··· TEXTO FORNECIDO ···
A lógica da negação também aparece nos bancos, que oferecem empréstimos com juros abusivos e escondem informações essenciais nos contratos. Ou nas operadoras de telefonia que dificultam cancelamentos e resolução de problemas. Ou nas seguradoras que só aceitam riscos mínimos e complicam qualquer sinistro.Essas empresas apostam no desgaste do consumidor. Sabem que, diante da dificuldade de conseguir o que é justo, muitos vão desistir, engolir o prejuízo ou simplesmente aceitar condições desvantajosas. O modelo é eficaz porque conta com a passividade ou exaustão do cliente como parte do plano de negócios.
Quando negar é mais lucrativo do que cumprir
Esse tipo de modelo de negócio tem um nome, ainda que raramente dito em voz alta: modelo baseado na falha (failure-based model). Ele é estruturado para funcionar melhor quando o serviço não é plenamente entregue. E, por mais surpreendente que pareça, essa distorção é legal — e, em muitos casos, incentivada pelo próprio Estado.
No Brasil, por exemplo, operadoras de saúde suplementar são autorizadas a funcionar mesmo com índices altíssimos de reclamações e negativa de coberturas. As agências reguladoras nem sempre têm poder ou interesse para coibir essas práticas. E enquanto isso, vidas estão em risco.Na economia, esse tipo de distorção é um exemplo clássico de falha de mercado. Quando o interesse privado está em conflito direto com o interesse público — e, pior, quando o lucro depende do prejuízo do cliente — há algo fundamentalmente errado.
E se fosse proibido?
O ponto central é simples: negócios cujo modelo de lucro depende estruturalmente de não entregar o que vendem deveriam ser proibidos. Não se trata de impedir empresas de existirem, mas de definir limites éticos e legais. Se um plano de saúde só é rentável ao negar tratamentos, então ele não deveria existir nesse formato. Se um sistema de transporte coletivo só dá lucro ao operar com menos ônibus do que a cidade precisa, ele não está servindo à população — está explorando-a.
Assim como existem normas contra propaganda enganosa, concorrência desleal ou trabalho análogo à escravidão, devem existir mecanismos contra modelos de negócio que lucram pelo não cumprimento de sua função básica.
Essa não é uma ideia radical — é uma exigência mínima de coerência econômica e justiça social.
Alternativas são possíveis
Existem caminhos diferentes. Um plano de saúde pode ser organizado em formato sem fins lucrativos, como ocorre em alguns países europeus, ou regulado de forma rigorosa, como no Canadá. O transporte público pode ser subsidiado pelo Estado com metas claras de qualidade, e não terceirizado para empresas que priorizam o retorno financeiro.
Modelos cooperativos, comunitários ou públicos ainda são exceção, mas mostram que é possível fazer diferente. E cada vez mais consumidores, eleitores e cidadãos estão percebendo que a lógica da eficiência privada tem limites — especialmente quando atinge a dignidade das pessoas.
Conclusão: precisamos discutir esse problema real e urgente
Talvez a primeira tarefa seja nomear o problema. O que hoje é visto como “má prestação de serviço”, “ineficiência” ou “burocracia” é, muitas vezes, parte deliberada de um sistema que funciona assim por escolha — e que é lucrativo justamente por isso.
Precisamos romper o silêncio em torno desses modelos. Exigir transparência, regulação, alternativas. E, sobretudo, começar a discutir com seriedade: por que permitimos negócios que dependem de negar direitos para existir?
Em tempos de crise econômica, colapso climático e desigualdades gritantes, talvez o mínimo que devêssemos esperar é que ninguém ganhe dinheiro com o sofrimento alheio — e que os serviços que compramos nos sejam, de fato, entregues.
··· DADOS APRESENTADOS ···
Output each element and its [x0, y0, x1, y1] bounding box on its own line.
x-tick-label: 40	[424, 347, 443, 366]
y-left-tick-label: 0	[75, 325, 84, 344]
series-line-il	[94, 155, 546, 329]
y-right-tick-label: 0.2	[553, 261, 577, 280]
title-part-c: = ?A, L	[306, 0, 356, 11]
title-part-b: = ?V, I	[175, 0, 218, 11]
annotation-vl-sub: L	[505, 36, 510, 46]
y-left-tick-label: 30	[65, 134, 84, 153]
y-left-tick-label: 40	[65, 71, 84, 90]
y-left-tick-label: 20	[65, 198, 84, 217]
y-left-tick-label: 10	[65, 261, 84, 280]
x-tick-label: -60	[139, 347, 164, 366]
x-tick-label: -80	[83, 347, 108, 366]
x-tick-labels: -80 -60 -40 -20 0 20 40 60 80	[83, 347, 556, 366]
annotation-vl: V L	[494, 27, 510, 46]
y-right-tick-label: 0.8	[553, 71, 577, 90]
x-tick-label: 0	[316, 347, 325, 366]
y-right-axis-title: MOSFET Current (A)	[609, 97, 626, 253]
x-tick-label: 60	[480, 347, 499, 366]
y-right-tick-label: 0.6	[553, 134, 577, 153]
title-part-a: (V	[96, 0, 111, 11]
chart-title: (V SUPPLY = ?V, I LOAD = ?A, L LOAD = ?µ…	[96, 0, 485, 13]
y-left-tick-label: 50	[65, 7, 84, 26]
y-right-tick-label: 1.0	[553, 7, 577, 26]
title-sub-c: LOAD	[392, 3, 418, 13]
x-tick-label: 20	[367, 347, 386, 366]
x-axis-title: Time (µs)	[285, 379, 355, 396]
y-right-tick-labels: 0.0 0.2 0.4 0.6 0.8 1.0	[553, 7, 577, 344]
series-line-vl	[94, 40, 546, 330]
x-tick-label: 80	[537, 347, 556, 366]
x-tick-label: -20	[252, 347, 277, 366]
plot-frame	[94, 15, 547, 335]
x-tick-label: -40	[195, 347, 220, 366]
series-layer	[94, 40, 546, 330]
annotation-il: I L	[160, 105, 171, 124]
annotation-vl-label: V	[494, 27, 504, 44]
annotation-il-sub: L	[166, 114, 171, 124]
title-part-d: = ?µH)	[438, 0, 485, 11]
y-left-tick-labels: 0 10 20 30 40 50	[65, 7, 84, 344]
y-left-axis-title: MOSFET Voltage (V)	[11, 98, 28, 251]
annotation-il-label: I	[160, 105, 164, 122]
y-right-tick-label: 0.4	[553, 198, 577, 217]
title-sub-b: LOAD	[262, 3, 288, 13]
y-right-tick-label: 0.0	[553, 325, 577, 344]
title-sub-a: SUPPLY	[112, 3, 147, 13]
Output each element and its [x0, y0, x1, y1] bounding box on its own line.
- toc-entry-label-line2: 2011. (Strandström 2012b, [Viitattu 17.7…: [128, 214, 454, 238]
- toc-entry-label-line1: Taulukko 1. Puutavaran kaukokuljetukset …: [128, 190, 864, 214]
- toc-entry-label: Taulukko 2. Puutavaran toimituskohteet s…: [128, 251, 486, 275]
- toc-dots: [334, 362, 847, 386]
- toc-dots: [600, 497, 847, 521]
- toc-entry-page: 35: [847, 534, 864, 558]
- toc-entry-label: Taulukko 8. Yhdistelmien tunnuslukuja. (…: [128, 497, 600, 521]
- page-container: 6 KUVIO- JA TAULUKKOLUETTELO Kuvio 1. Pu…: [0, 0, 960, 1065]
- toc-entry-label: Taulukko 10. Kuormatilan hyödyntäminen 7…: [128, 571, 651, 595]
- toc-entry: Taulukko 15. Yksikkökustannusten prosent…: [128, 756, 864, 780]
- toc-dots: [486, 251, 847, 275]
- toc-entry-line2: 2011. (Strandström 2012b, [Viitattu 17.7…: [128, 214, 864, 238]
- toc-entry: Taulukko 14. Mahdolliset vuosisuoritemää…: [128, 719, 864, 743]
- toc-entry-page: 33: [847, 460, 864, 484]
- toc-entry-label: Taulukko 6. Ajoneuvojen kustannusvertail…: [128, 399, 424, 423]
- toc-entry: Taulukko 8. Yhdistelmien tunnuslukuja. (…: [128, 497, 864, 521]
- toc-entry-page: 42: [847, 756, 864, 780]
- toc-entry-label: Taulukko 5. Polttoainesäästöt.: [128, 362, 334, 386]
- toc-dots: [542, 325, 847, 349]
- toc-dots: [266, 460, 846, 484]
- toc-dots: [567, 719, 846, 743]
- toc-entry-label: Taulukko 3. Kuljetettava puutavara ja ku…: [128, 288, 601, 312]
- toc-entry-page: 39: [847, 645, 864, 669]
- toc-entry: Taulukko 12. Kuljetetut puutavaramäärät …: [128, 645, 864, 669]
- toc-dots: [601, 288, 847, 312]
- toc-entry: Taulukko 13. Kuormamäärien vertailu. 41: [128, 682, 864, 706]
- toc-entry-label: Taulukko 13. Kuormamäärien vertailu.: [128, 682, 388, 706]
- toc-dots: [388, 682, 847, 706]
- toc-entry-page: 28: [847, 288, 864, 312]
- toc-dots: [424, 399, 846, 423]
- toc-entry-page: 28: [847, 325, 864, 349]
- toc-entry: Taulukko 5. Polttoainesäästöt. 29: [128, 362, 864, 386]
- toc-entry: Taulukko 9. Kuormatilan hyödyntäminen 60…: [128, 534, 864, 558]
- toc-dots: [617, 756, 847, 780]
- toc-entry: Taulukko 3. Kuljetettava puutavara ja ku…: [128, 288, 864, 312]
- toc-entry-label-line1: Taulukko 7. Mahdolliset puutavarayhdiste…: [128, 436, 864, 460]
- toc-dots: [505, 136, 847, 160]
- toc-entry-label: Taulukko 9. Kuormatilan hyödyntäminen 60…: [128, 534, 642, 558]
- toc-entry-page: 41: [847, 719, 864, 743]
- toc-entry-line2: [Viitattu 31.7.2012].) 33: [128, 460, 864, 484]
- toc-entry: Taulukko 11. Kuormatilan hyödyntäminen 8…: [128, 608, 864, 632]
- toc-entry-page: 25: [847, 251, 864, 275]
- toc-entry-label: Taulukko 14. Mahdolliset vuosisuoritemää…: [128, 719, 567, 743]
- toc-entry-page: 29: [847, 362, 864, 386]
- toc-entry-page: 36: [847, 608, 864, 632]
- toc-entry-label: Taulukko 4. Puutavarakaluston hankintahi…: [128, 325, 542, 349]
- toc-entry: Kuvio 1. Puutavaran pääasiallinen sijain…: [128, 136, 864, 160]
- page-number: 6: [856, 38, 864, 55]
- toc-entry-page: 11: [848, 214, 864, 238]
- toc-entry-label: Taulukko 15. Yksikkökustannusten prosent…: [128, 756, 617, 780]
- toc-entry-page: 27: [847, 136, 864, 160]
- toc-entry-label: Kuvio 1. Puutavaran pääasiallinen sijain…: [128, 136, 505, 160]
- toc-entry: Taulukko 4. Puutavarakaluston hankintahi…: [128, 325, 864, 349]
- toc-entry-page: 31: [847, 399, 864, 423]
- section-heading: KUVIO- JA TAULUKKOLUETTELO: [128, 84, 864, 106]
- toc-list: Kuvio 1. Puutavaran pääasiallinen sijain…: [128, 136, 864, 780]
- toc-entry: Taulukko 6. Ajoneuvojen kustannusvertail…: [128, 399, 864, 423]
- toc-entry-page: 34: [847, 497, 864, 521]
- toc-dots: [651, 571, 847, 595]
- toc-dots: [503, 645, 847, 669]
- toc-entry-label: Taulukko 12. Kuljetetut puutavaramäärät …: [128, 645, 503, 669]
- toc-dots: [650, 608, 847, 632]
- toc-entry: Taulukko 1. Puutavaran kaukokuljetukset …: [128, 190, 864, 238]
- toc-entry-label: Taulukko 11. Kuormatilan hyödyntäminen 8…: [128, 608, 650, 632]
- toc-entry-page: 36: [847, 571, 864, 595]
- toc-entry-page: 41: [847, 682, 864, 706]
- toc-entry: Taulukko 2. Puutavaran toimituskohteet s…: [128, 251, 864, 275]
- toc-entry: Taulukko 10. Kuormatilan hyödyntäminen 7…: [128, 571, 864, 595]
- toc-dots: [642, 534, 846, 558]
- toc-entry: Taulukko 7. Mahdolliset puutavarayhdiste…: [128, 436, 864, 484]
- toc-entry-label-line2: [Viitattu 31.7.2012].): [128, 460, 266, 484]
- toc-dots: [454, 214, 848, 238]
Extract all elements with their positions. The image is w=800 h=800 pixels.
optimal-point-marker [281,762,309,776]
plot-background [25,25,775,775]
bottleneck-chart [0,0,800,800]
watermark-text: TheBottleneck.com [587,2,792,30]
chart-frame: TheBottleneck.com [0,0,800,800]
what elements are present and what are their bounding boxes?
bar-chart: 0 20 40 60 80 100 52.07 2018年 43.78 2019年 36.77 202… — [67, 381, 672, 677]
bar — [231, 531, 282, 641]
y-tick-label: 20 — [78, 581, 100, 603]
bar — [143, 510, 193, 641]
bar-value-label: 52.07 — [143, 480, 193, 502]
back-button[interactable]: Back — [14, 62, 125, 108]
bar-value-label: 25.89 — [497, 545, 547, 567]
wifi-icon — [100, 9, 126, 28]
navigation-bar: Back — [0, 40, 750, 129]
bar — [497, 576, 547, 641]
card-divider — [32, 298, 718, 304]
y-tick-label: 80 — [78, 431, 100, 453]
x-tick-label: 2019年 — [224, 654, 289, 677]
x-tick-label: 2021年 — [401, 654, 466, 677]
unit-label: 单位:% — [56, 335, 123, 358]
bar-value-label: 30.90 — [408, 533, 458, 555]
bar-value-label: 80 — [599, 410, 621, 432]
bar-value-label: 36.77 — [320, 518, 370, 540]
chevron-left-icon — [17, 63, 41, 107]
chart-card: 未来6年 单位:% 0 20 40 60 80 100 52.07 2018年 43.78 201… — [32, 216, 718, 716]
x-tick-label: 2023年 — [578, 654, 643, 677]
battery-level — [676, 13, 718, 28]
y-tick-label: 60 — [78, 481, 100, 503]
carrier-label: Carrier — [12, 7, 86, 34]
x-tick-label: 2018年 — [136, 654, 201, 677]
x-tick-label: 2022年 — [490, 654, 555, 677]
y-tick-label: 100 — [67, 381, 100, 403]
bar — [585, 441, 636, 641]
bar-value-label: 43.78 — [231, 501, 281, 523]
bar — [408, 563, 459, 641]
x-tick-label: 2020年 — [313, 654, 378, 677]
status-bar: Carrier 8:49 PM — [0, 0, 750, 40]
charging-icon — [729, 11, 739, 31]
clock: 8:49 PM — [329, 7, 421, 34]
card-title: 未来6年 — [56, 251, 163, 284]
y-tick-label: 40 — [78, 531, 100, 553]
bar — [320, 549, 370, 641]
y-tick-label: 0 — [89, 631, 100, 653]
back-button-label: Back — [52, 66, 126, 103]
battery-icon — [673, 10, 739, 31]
···
### INSTRUÇÕES DAS TAREFAS:
1. Responda com base no texto:
(a) Que nome o texto dá ao modelo de negócio estruturado para funcionar melhor quando o serviço não é plenamente entregue?
(b) Em que país, segundo o texto, planos de saúde são regulados de forma rigorosa?
(c) Com o que, segundo o texto, essas empresas contam como parte do plano de negócios?
2. Reproduza fielmente o trecho do texto entre "Assim como existem" e "e justiça social.", inclusive.
As linhas foram extraídas de uma fonte diferente da do texto.

### RESPOSTAS DAS TAREFAS:
1.
(a) Modelo baseado na falha (failure-based model).
(b) No Canadá.
(c) Com a passividade ou exaustão do cliente.

2.
Assim como existem normas contra propaganda enganosa, concorrência desleal ou trabalho análogo à escravidão, devem existir mecanismos contra modelos de negócio que lucram pelo não cumprimento de sua função básica.
Essa não é uma ideia radical — é uma exigência mínima de coerência econômica e justiça social.